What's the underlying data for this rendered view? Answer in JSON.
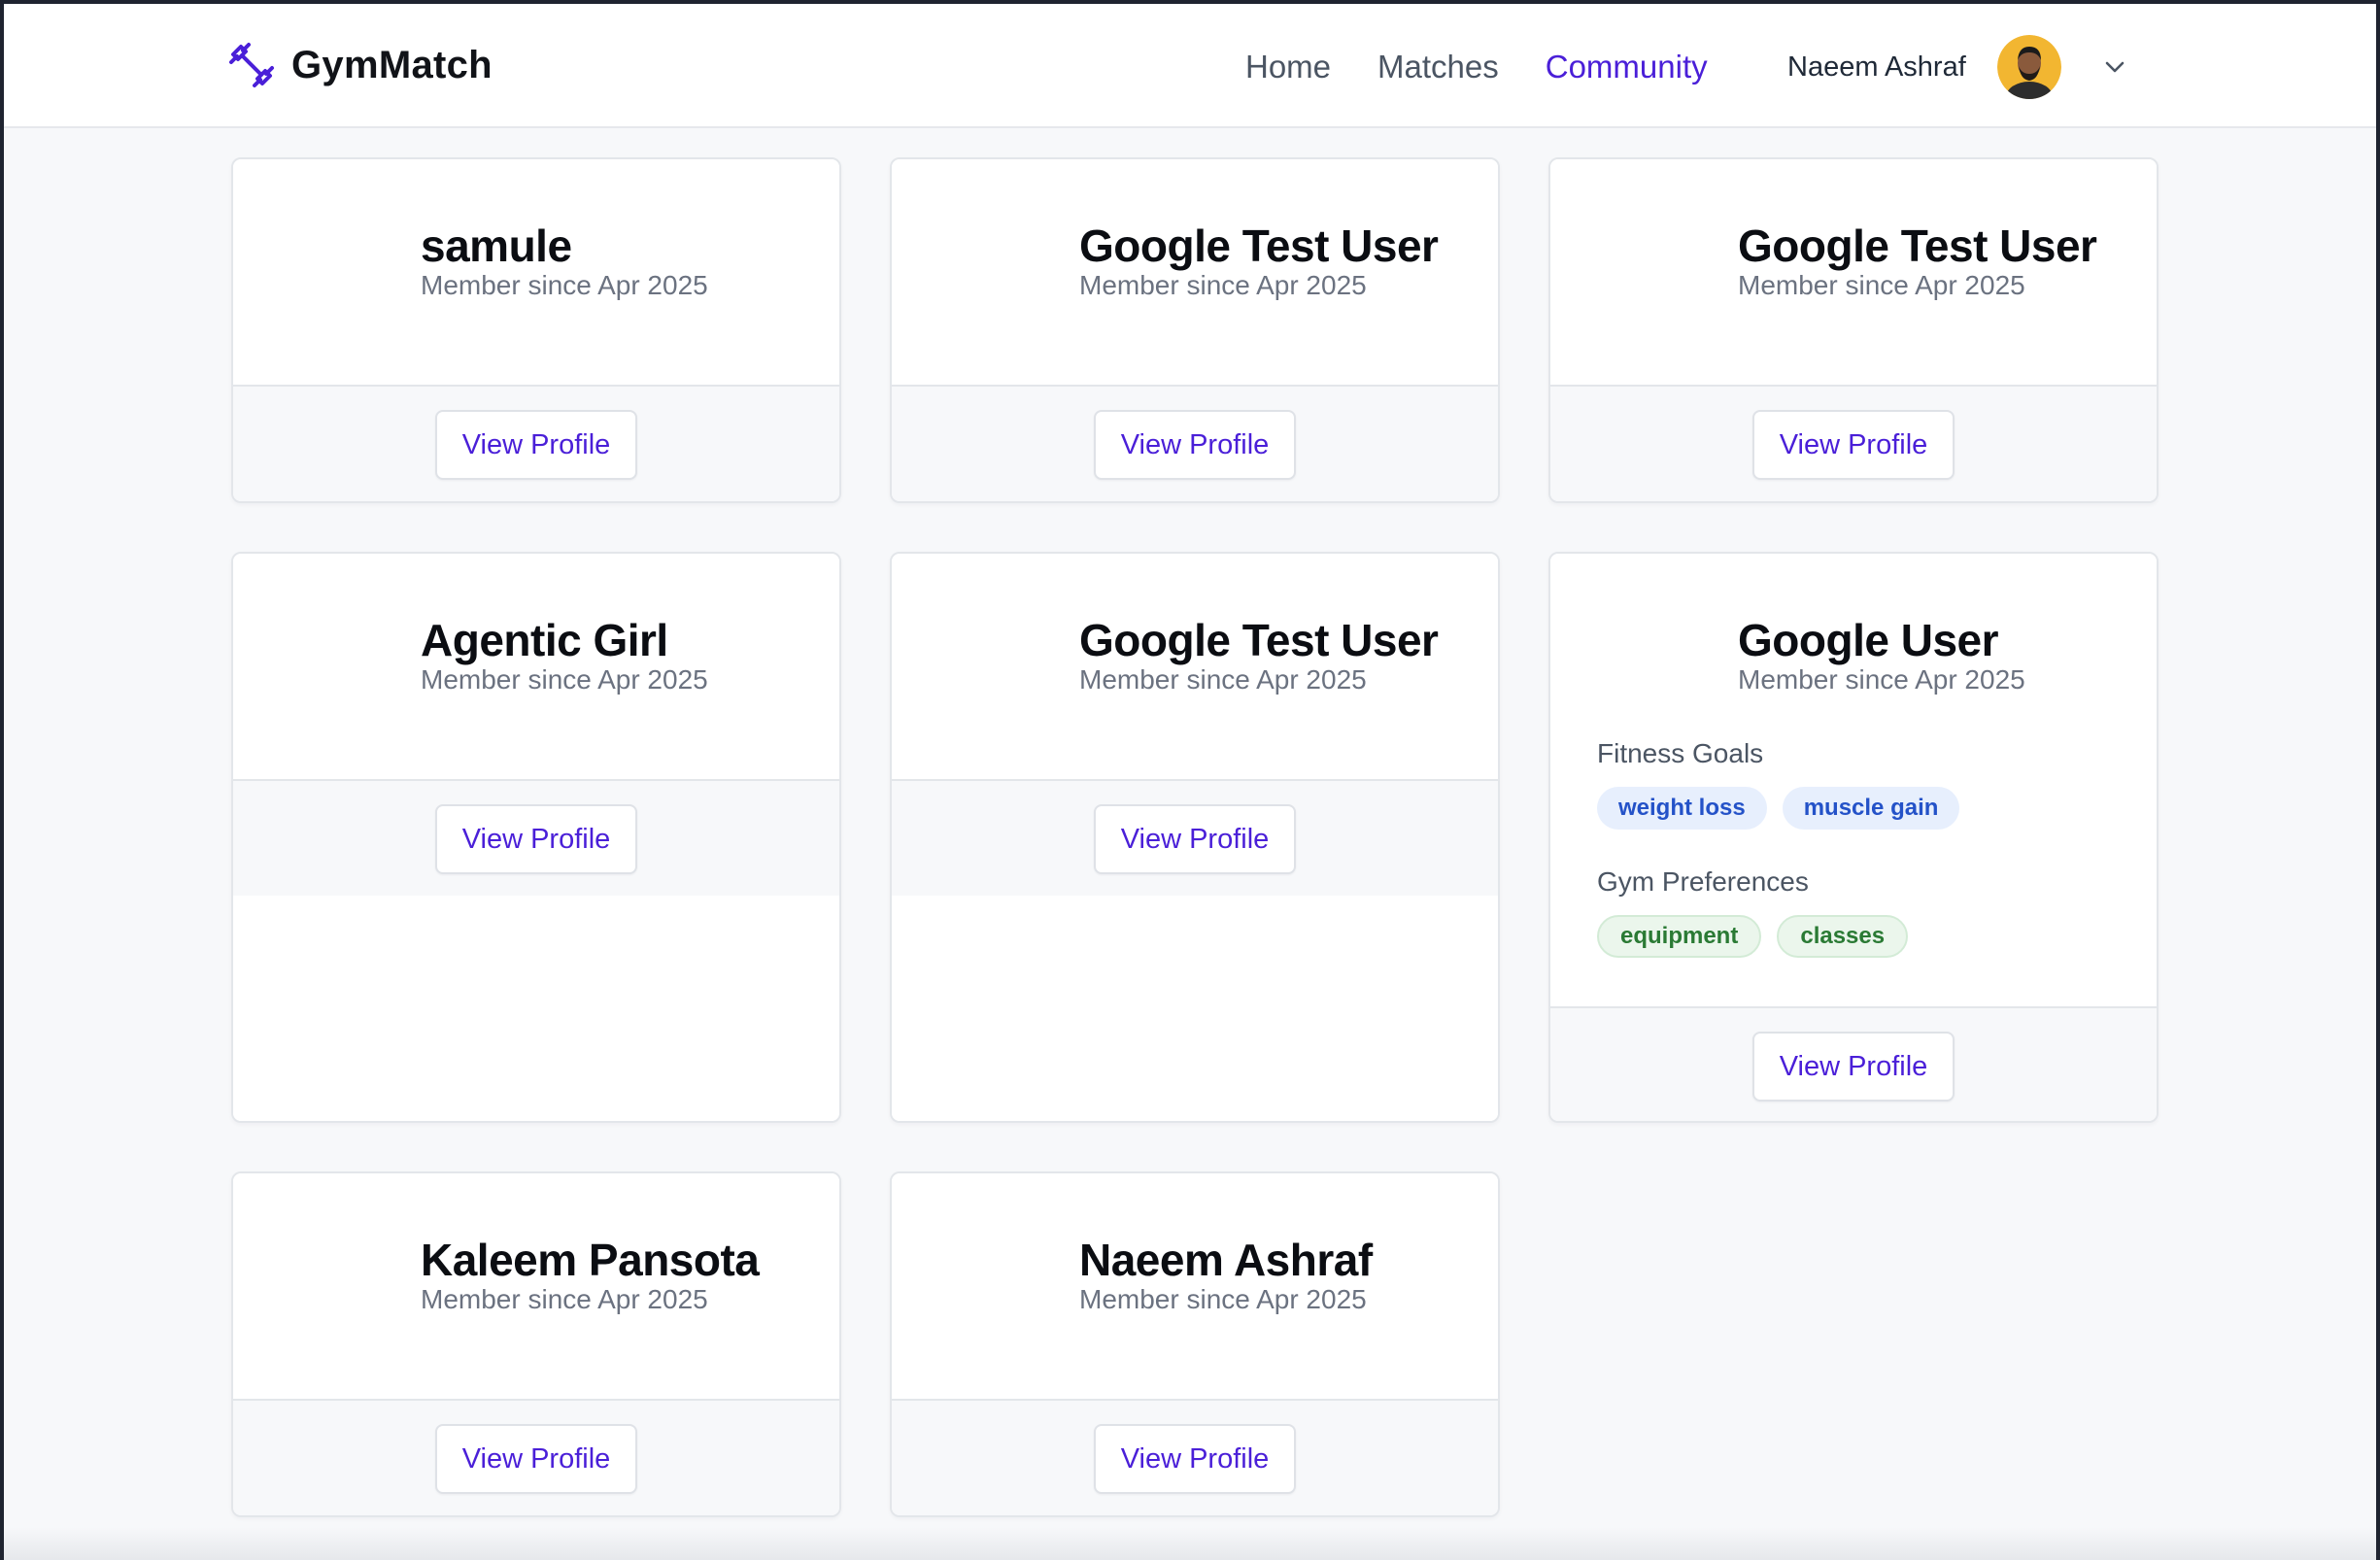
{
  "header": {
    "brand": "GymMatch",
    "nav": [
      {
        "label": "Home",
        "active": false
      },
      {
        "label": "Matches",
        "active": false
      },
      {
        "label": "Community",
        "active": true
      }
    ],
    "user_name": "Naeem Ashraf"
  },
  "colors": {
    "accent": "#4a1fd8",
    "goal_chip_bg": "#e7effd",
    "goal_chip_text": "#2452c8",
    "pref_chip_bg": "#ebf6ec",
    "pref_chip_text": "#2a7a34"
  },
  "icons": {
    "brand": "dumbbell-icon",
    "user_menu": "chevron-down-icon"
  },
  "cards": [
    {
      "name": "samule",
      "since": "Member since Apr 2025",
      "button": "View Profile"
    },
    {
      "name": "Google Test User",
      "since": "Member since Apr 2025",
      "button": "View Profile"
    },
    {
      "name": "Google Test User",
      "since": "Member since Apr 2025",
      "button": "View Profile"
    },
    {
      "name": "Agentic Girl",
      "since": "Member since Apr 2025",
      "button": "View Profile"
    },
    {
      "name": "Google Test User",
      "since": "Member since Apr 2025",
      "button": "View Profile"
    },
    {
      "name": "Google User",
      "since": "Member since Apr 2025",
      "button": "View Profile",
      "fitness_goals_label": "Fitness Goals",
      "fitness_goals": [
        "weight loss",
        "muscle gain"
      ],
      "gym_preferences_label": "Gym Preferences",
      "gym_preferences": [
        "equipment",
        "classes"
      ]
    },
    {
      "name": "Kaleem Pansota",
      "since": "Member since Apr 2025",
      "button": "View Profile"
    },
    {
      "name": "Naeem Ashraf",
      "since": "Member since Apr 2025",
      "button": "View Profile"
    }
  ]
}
---
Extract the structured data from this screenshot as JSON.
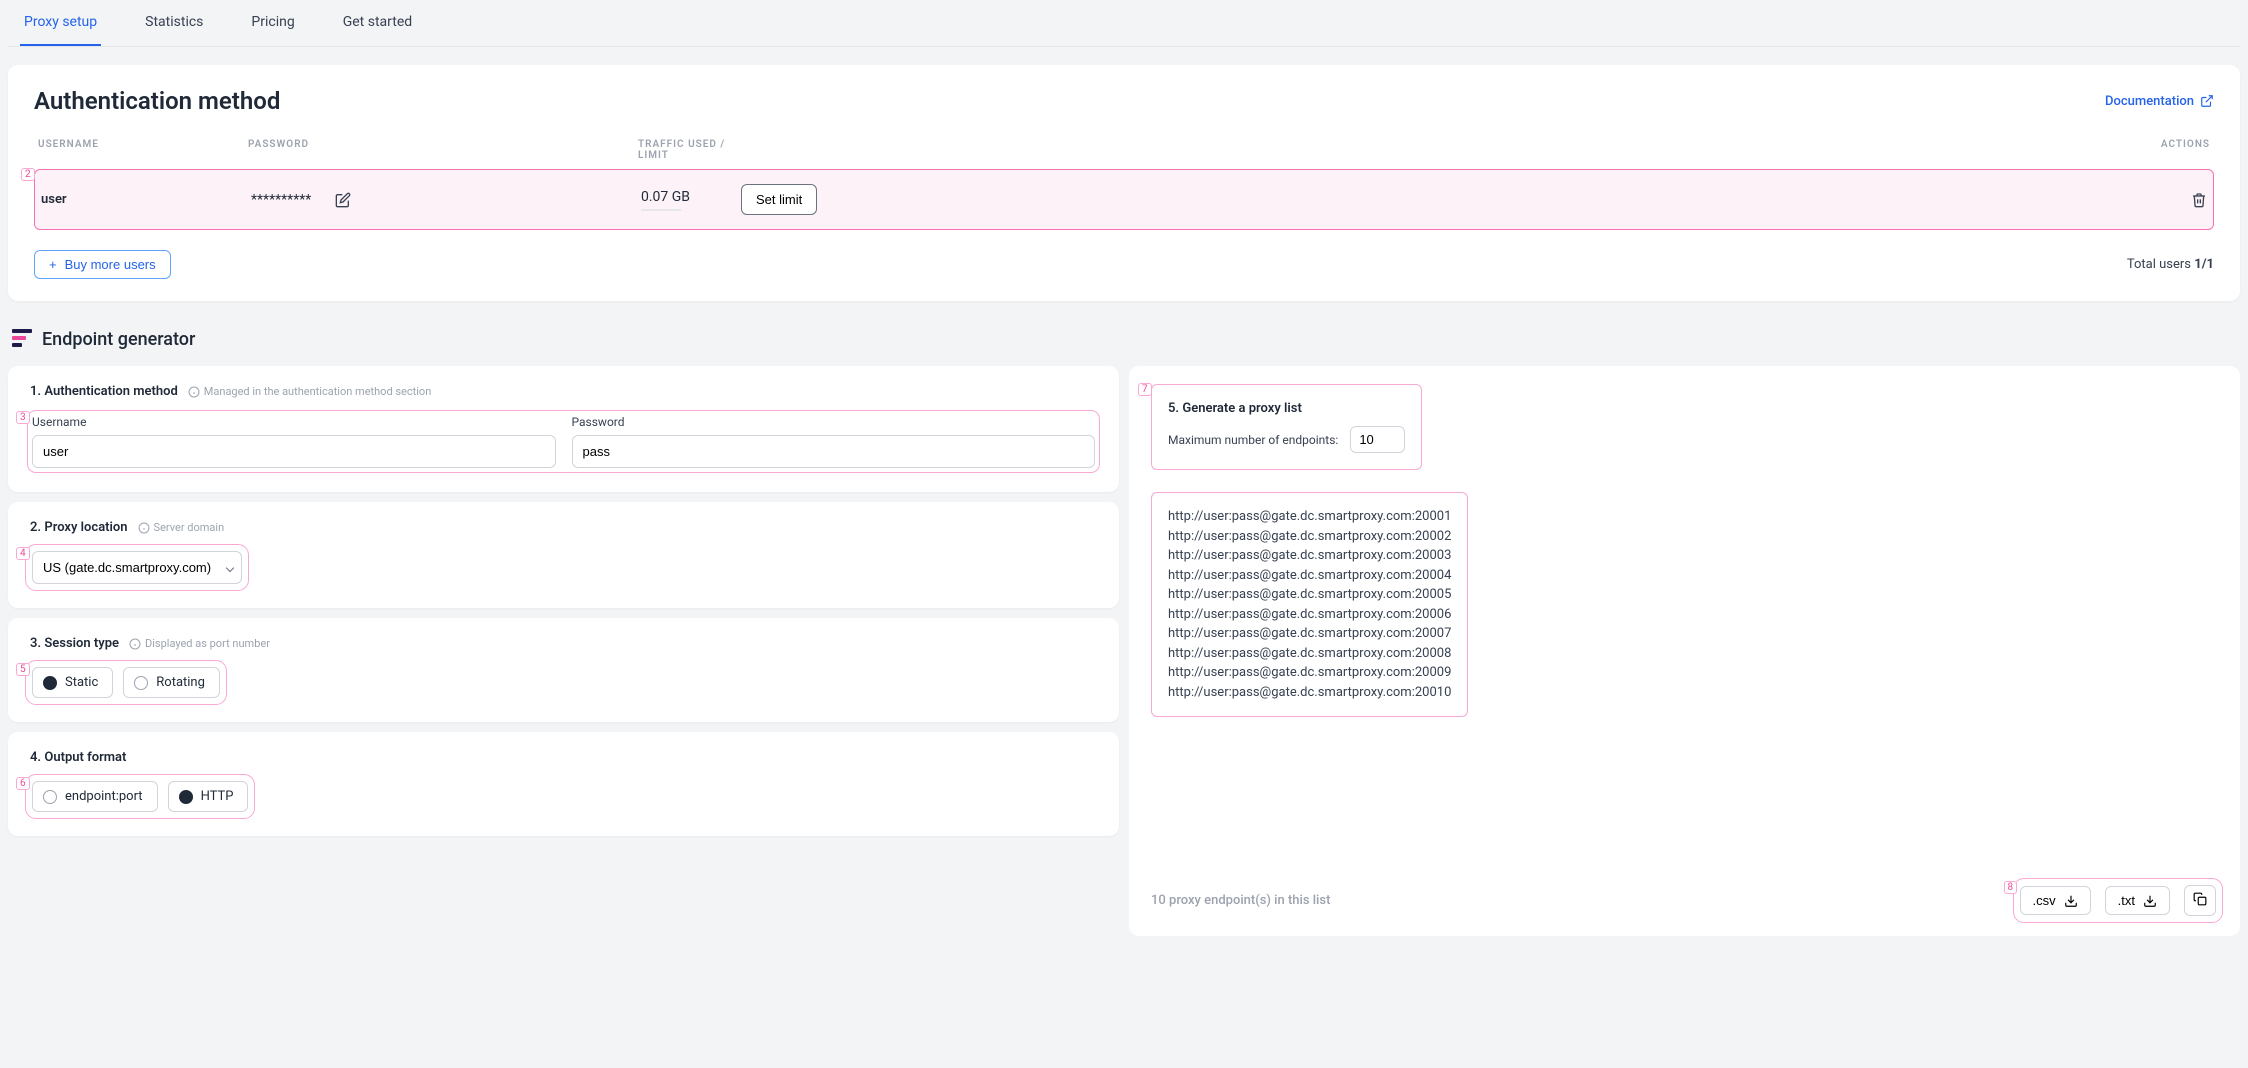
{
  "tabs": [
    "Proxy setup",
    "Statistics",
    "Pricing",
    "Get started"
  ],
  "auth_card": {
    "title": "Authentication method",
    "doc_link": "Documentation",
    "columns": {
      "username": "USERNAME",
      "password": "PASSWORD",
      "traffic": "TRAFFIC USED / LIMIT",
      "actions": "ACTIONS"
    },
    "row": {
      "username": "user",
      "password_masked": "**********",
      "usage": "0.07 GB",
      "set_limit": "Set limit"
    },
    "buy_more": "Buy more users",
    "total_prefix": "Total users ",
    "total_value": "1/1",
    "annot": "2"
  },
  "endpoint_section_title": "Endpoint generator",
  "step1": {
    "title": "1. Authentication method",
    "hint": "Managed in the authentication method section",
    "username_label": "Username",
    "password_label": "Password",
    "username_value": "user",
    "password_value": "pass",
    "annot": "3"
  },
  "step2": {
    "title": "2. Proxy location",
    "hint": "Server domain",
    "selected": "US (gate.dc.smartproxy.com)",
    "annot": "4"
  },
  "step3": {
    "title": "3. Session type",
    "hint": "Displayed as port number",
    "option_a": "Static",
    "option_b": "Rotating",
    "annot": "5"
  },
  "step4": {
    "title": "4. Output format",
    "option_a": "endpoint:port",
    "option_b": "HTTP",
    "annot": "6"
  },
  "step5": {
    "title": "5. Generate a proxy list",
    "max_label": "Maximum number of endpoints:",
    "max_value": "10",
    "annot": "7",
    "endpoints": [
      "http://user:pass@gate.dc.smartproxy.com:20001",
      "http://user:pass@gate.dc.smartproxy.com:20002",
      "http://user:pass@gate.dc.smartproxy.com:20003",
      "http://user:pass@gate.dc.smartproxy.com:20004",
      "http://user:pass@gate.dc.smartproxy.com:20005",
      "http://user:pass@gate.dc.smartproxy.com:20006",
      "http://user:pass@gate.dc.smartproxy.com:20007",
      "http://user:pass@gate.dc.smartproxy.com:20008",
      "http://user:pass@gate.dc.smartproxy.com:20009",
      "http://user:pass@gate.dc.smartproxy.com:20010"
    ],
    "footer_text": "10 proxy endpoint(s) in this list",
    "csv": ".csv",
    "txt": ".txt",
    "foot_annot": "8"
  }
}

- **EXERCISE OBJECTIVE**: Check each line above for the word "data" and copy the ones that have it.

- **COMPLETE ANSWER**:
What's the underlying data for this rendered view? Answer in JSON.
Extract the structured data from this screenshot as JSON.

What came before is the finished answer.